Data records:
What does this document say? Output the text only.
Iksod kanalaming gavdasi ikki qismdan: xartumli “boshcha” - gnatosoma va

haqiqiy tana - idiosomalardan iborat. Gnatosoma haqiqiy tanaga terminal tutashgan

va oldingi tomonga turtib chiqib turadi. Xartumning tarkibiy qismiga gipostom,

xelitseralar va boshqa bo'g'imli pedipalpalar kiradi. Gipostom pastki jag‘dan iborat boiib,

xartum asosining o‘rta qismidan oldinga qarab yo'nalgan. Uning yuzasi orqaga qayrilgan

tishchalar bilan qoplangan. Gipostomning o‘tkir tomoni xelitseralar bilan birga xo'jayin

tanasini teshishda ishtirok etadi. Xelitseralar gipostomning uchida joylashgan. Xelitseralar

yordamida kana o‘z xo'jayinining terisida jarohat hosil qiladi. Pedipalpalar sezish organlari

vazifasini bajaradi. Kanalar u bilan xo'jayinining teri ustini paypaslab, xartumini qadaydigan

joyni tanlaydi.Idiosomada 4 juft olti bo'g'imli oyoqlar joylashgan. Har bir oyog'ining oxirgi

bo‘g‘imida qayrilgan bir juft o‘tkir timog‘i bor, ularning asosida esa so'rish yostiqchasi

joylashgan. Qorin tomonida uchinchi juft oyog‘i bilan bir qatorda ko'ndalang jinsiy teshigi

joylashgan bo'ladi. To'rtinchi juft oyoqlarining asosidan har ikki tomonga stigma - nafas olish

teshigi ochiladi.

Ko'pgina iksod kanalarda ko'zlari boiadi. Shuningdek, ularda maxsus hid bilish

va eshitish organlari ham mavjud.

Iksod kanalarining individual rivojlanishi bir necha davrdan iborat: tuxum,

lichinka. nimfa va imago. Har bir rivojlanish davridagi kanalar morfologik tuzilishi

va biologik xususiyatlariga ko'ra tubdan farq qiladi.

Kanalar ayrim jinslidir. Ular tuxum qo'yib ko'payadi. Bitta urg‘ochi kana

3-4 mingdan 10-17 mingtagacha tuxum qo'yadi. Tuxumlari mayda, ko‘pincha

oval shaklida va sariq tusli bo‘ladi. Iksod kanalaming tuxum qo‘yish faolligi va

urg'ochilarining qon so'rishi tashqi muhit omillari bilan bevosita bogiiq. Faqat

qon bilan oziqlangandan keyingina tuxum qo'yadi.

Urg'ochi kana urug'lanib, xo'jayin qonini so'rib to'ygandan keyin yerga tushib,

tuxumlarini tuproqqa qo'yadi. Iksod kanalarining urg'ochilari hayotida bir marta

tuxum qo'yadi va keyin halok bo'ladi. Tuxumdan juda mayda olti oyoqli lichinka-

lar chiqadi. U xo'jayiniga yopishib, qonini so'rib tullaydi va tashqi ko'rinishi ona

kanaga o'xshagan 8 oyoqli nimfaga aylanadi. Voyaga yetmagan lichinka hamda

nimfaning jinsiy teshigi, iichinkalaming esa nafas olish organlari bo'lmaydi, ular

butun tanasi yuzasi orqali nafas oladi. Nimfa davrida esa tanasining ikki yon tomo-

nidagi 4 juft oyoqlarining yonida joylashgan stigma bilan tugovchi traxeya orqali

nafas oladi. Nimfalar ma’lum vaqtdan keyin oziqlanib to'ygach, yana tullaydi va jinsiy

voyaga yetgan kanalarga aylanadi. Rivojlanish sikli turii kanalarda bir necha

[DESCRIPTION OF THE TASK] Within the listing above, work out how many lines contain the string "ikki", and reply with that number only.

[EXERCISE SOLUTION] 3